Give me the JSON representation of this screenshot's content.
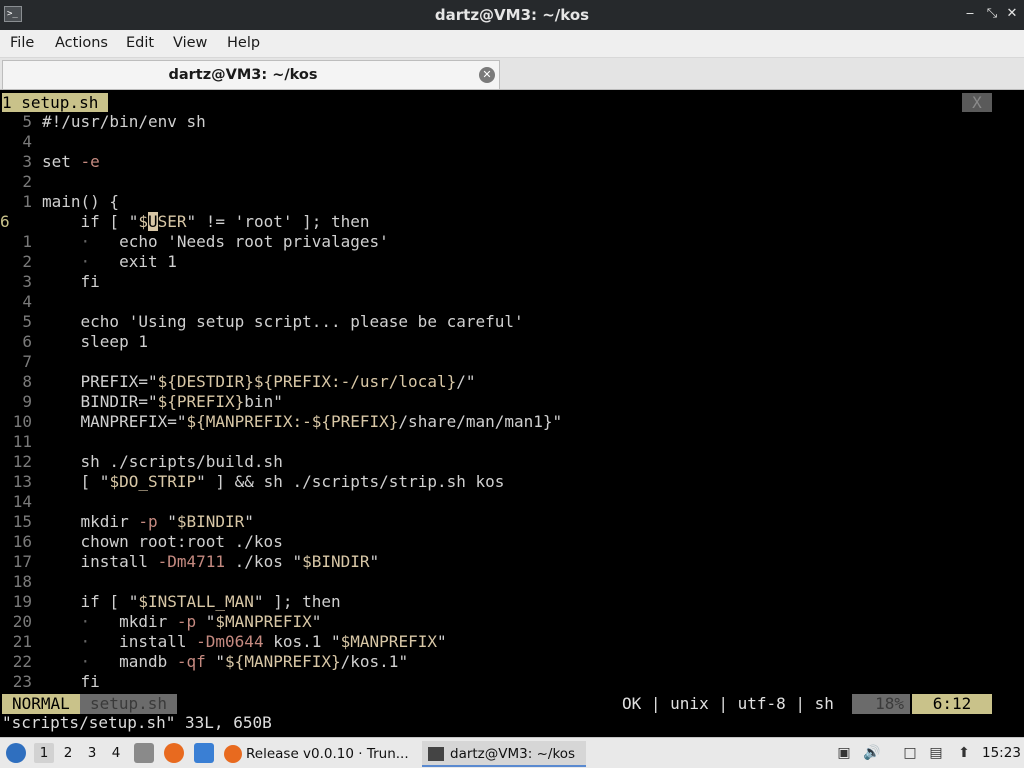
{
  "window": {
    "title": "dartz@VM3: ~/kos"
  },
  "menubar": {
    "items": [
      "File",
      "Actions",
      "Edit",
      "View",
      "Help"
    ]
  },
  "tabstrip": {
    "tab_label": "dartz@VM3: ~/kos"
  },
  "vim": {
    "tabline": {
      "tab": "1 setup.sh",
      "close": "X"
    },
    "lines": [
      {
        "num": "5",
        "code": "#!/usr/bin/env sh"
      },
      {
        "num": "4",
        "code": ""
      },
      {
        "num": "3",
        "code": "set -e"
      },
      {
        "num": "2",
        "code": ""
      },
      {
        "num": "1",
        "code": "main() {"
      },
      {
        "num": "6",
        "current": true,
        "code": "    if [ \"$USER\" != 'root' ]; then"
      },
      {
        "num": "1",
        "code": "    ·   echo 'Needs root privalages'"
      },
      {
        "num": "2",
        "code": "    ·   exit 1"
      },
      {
        "num": "3",
        "code": "    fi"
      },
      {
        "num": "4",
        "code": ""
      },
      {
        "num": "5",
        "code": "    echo 'Using setup script... please be careful'"
      },
      {
        "num": "6",
        "code": "    sleep 1"
      },
      {
        "num": "7",
        "code": ""
      },
      {
        "num": "8",
        "code": "    PREFIX=\"${DESTDIR}${PREFIX:-/usr/local}/\""
      },
      {
        "num": "9",
        "code": "    BINDIR=\"${PREFIX}bin\""
      },
      {
        "num": "10",
        "code": "    MANPREFIX=\"${MANPREFIX:-${PREFIX}/share/man/man1}\""
      },
      {
        "num": "11",
        "code": ""
      },
      {
        "num": "12",
        "code": "    sh ./scripts/build.sh"
      },
      {
        "num": "13",
        "code": "    [ \"$DO_STRIP\" ] && sh ./scripts/strip.sh kos"
      },
      {
        "num": "14",
        "code": ""
      },
      {
        "num": "15",
        "code": "    mkdir -p \"$BINDIR\""
      },
      {
        "num": "16",
        "code": "    chown root:root ./kos"
      },
      {
        "num": "17",
        "code": "    install -Dm4711 ./kos \"$BINDIR\""
      },
      {
        "num": "18",
        "code": ""
      },
      {
        "num": "19",
        "code": "    if [ \"$INSTALL_MAN\" ]; then"
      },
      {
        "num": "20",
        "code": "    ·   mkdir -p \"$MANPREFIX\""
      },
      {
        "num": "21",
        "code": "    ·   install -Dm0644 kos.1 \"$MANPREFIX\""
      },
      {
        "num": "22",
        "code": "    ·   mandb -qf \"${MANPREFIX}/kos.1\""
      },
      {
        "num": "23",
        "code": "    fi"
      }
    ],
    "status": {
      "mode": "NORMAL",
      "file": "setup.sh",
      "right": "OK | unix | utf-8 | sh",
      "percent": "18%",
      "position": "6:12"
    },
    "message": "\"scripts/setup.sh\" 33L, 650B"
  },
  "taskbar": {
    "workspaces": [
      "1",
      "2",
      "3",
      "4"
    ],
    "tasks": [
      {
        "label": "Release v0.0.10 · Trun..."
      },
      {
        "label": "dartz@VM3: ~/kos"
      }
    ],
    "clock": "15:23"
  }
}
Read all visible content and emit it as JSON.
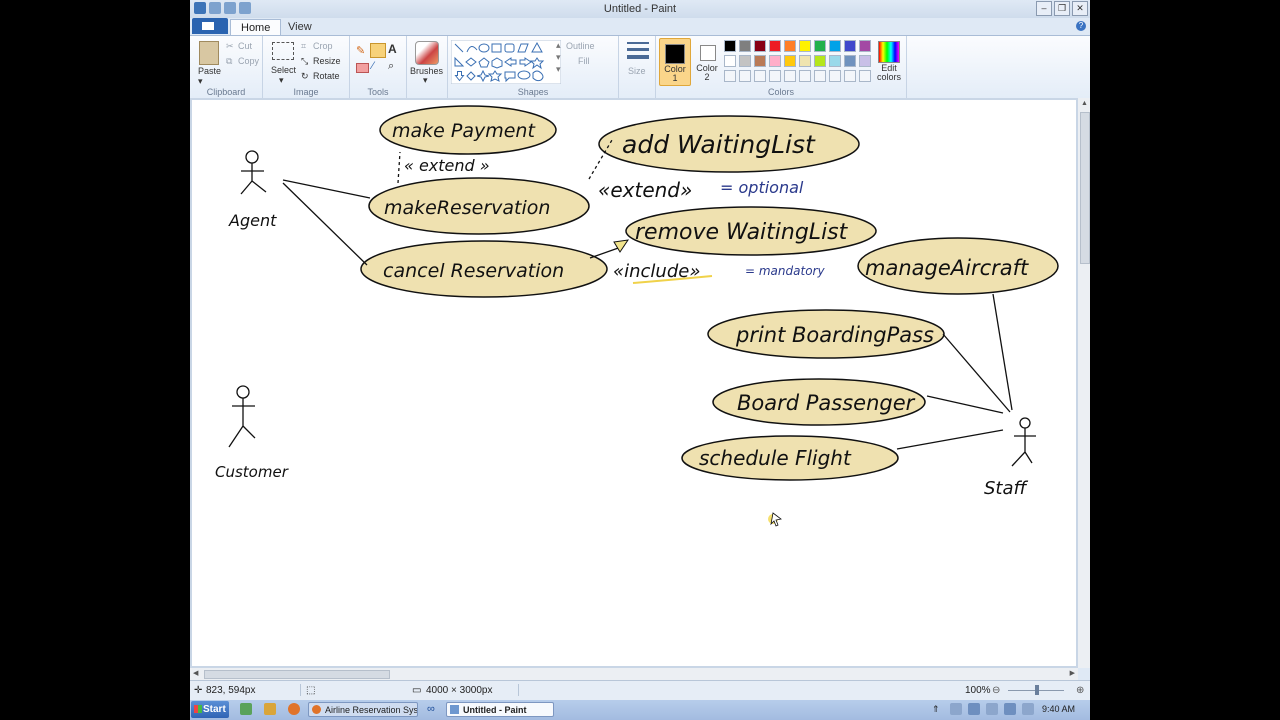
{
  "window": {
    "title": "Untitled - Paint",
    "tabs": [
      "Home",
      "View"
    ]
  },
  "ribbon": {
    "clipboard": {
      "paste": "Paste",
      "cut": "Cut",
      "copy": "Copy",
      "group": "Clipboard"
    },
    "image": {
      "select": "Select",
      "crop": "Crop",
      "resize": "Resize",
      "rotate": "Rotate",
      "group": "Image"
    },
    "tools": {
      "group": "Tools",
      "text_tool": "A"
    },
    "brushes": "Brushes",
    "shapes": {
      "outline": "Outline",
      "fill": "Fill",
      "group": "Shapes"
    },
    "size": "Size",
    "color1": "Color 1",
    "color2": "Color 2",
    "colors_group": "Colors",
    "edit_colors": "Edit colors",
    "palette": [
      "#000000",
      "#7f7f7f",
      "#880015",
      "#ed1c24",
      "#ff7f27",
      "#fff200",
      "#22b14c",
      "#00a2e8",
      "#3f48cc",
      "#a349a4",
      "#ffffff",
      "#c3c3c3",
      "#b97a57",
      "#ffaec9",
      "#ffc90e",
      "#efe4b0",
      "#b5e61d",
      "#99d9ea",
      "#7092be",
      "#c8bfe7"
    ]
  },
  "diagram": {
    "use_cases": [
      "make Payment",
      "add WaitingList",
      "makeReservation",
      "remove WaitingList",
      "cancel Reservation",
      "manageAircraft",
      "print BoardingPass",
      "Board Passenger",
      "schedule Flight"
    ],
    "actors": [
      "Agent",
      "Customer",
      "Staff"
    ],
    "notes": {
      "extend_small": "« extend »",
      "extend": "«extend»",
      "optional": "= optional",
      "include": "«include»",
      "mandatory": "= mandatory"
    }
  },
  "status": {
    "cursor_pos": "823, 594px",
    "image_size": "4000 × 3000px",
    "zoom": "100%"
  },
  "taskbar": {
    "start": "Start",
    "item1": "Airline Reservation Syste...",
    "item2": "Untitled - Paint",
    "clock": "9:40 AM"
  }
}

□ □ □ □

- **Task requirements**
Can you repeat every record above exactly, apart from the pictures?

- **Response**
Give me the JSON representation of this screenshot's content.
{
  "window": {
    "title": "dartz@VM3: ~/kos"
  },
  "menubar": {
    "items": [
      "File",
      "Actions",
      "Edit",
      "View",
      "Help"
    ]
  },
  "tabstrip": {
    "tab_label": "dartz@VM3: ~/kos"
  },
  "vim": {
    "tabline": {
      "tab": "1 setup.sh",
      "close": "X"
    },
    "lines": [
      {
        "num": "5",
        "code": "#!/usr/bin/env sh"
      },
      {
        "num": "4",
        "code": ""
      },
      {
        "num": "3",
        "code": "set -e"
      },
      {
        "num": "2",
        "code": ""
      },
      {
        "num": "1",
        "code": "main() {"
      },
      {
        "num": "6",
        "current": true,
        "code": "    if [ \"$USER\" != 'root' ]; then"
      },
      {
        "num": "1",
        "code": "    ·   echo 'Needs root privalages'"
      },
      {
        "num": "2",
        "code": "    ·   exit 1"
      },
      {
        "num": "3",
        "code": "    fi"
      },
      {
        "num": "4",
        "code": ""
      },
      {
        "num": "5",
        "code": "    echo 'Using setup script... please be careful'"
      },
      {
        "num": "6",
        "code": "    sleep 1"
      },
      {
        "num": "7",
        "code": ""
      },
      {
        "num": "8",
        "code": "    PREFIX=\"${DESTDIR}${PREFIX:-/usr/local}/\""
      },
      {
        "num": "9",
        "code": "    BINDIR=\"${PREFIX}bin\""
      },
      {
        "num": "10",
        "code": "    MANPREFIX=\"${MANPREFIX:-${PREFIX}/share/man/man1}\""
      },
      {
        "num": "11",
        "code": ""
      },
      {
        "num": "12",
        "code": "    sh ./scripts/build.sh"
      },
      {
        "num": "13",
        "code": "    [ \"$DO_STRIP\" ] && sh ./scripts/strip.sh kos"
      },
      {
        "num": "14",
        "code": ""
      },
      {
        "num": "15",
        "code": "    mkdir -p \"$BINDIR\""
      },
      {
        "num": "16",
        "code": "    chown root:root ./kos"
      },
      {
        "num": "17",
        "code": "    install -Dm4711 ./kos \"$BINDIR\""
      },
      {
        "num": "18",
        "code": ""
      },
      {
        "num": "19",
        "code": "    if [ \"$INSTALL_MAN\" ]; then"
      },
      {
        "num": "20",
        "code": "    ·   mkdir -p \"$MANPREFIX\""
      },
      {
        "num": "21",
        "code": "    ·   install -Dm0644 kos.1 \"$MANPREFIX\""
      },
      {
        "num": "22",
        "code": "    ·   mandb -qf \"${MANPREFIX}/kos.1\""
      },
      {
        "num": "23",
        "code": "    fi"
      }
    ],
    "status": {
      "mode": "NORMAL",
      "file": "setup.sh",
      "right": "OK | unix | utf-8 | sh",
      "percent": "18%",
      "position": "6:12"
    },
    "message": "\"scripts/setup.sh\" 33L, 650B"
  },
  "taskbar": {
    "workspaces": [
      "1",
      "2",
      "3",
      "4"
    ],
    "tasks": [
      {
        "label": "Release v0.0.10 · Trun..."
      },
      {
        "label": "dartz@VM3: ~/kos"
      }
    ],
    "clock": "15:23"
  }
}
Read all visible content and emit it as JSON.
{
  "window": {
    "title": "Untitled - Paint",
    "tabs": [
      "Home",
      "View"
    ]
  },
  "ribbon": {
    "clipboard": {
      "paste": "Paste",
      "cut": "Cut",
      "copy": "Copy",
      "group": "Clipboard"
    },
    "image": {
      "select": "Select",
      "crop": "Crop",
      "resize": "Resize",
      "rotate": "Rotate",
      "group": "Image"
    },
    "tools": {
      "group": "Tools",
      "text_tool": "A"
    },
    "brushes": "Brushes",
    "shapes": {
      "outline": "Outline",
      "fill": "Fill",
      "group": "Shapes"
    },
    "size": "Size",
    "color1": "Color 1",
    "color2": "Color 2",
    "colors_group": "Colors",
    "edit_colors": "Edit colors",
    "palette": [
      "#000000",
      "#7f7f7f",
      "#880015",
      "#ed1c24",
      "#ff7f27",
      "#fff200",
      "#22b14c",
      "#00a2e8",
      "#3f48cc",
      "#a349a4",
      "#ffffff",
      "#c3c3c3",
      "#b97a57",
      "#ffaec9",
      "#ffc90e",
      "#efe4b0",
      "#b5e61d",
      "#99d9ea",
      "#7092be",
      "#c8bfe7"
    ]
  },
  "diagram": {
    "use_cases": [
      "make Payment",
      "add WaitingList",
      "makeReservation",
      "remove WaitingList",
      "cancel Reservation",
      "manageAircraft",
      "print BoardingPass",
      "Board Passenger",
      "schedule Flight"
    ],
    "actors": [
      "Agent",
      "Customer",
      "Staff"
    ],
    "notes": {
      "extend_small": "« extend »",
      "extend": "«extend»",
      "optional": "= optional",
      "include": "«include»",
      "mandatory": "= mandatory"
    }
  },
  "status": {
    "cursor_pos": "823, 594px",
    "image_size": "4000 × 3000px",
    "zoom": "100%"
  },
  "taskbar": {
    "start": "Start",
    "item1": "Airline Reservation Syste...",
    "item2": "Untitled - Paint",
    "clock": "9:40 AM"
  }
}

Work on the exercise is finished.